Some records:
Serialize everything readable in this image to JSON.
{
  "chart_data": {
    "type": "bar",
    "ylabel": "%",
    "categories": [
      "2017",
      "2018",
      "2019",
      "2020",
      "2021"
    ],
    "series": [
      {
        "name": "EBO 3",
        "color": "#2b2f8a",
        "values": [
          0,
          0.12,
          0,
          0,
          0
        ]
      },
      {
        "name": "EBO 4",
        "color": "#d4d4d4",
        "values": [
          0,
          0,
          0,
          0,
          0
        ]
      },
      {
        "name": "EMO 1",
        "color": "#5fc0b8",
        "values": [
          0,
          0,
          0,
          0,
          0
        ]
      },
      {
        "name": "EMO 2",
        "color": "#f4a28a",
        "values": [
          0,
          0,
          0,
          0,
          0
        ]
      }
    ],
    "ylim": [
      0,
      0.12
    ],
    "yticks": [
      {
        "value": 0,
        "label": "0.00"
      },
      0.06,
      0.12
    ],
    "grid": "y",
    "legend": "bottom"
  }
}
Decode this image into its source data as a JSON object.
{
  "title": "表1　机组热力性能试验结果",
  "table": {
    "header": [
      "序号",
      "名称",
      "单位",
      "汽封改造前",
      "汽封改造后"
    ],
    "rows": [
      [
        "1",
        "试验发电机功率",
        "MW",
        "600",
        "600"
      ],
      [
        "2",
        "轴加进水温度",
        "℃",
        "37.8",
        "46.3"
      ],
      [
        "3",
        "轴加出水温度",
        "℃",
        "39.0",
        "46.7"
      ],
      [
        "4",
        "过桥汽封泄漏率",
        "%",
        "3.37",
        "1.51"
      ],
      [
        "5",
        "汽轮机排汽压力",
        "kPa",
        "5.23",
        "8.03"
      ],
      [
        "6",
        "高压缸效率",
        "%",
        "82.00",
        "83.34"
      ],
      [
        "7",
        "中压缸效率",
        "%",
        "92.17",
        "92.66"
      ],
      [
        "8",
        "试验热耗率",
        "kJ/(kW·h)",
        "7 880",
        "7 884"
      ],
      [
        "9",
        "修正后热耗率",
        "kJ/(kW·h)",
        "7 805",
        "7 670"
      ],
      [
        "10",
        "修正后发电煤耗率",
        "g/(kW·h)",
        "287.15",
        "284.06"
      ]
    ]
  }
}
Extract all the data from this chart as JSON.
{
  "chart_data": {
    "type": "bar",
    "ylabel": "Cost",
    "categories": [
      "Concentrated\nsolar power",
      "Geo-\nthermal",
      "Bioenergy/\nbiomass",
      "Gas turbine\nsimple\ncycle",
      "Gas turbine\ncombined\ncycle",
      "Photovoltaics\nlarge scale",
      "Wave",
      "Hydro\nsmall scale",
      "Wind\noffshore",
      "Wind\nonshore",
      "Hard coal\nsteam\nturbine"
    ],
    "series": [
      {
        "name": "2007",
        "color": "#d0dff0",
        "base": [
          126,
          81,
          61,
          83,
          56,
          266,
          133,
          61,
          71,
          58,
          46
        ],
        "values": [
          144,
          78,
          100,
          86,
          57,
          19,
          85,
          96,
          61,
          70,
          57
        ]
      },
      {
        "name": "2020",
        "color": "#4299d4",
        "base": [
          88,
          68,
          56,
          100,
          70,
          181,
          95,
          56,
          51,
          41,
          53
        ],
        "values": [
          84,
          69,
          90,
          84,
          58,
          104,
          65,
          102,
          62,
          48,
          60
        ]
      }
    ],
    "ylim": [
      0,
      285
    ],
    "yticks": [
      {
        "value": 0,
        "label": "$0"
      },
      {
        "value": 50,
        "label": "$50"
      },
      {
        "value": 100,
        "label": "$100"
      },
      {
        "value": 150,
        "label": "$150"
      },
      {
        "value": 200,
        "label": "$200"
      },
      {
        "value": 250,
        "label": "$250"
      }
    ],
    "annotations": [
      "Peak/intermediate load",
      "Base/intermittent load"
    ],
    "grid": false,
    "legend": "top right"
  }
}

## EXERCISE GOAL
Look through the lines above and collect those with the word "this".

## COMPLETED TASK
Serialize everything readable in this image to JSON.
Decode this image into its source data as a JSON object.
Extract all the data from this chart as JSON.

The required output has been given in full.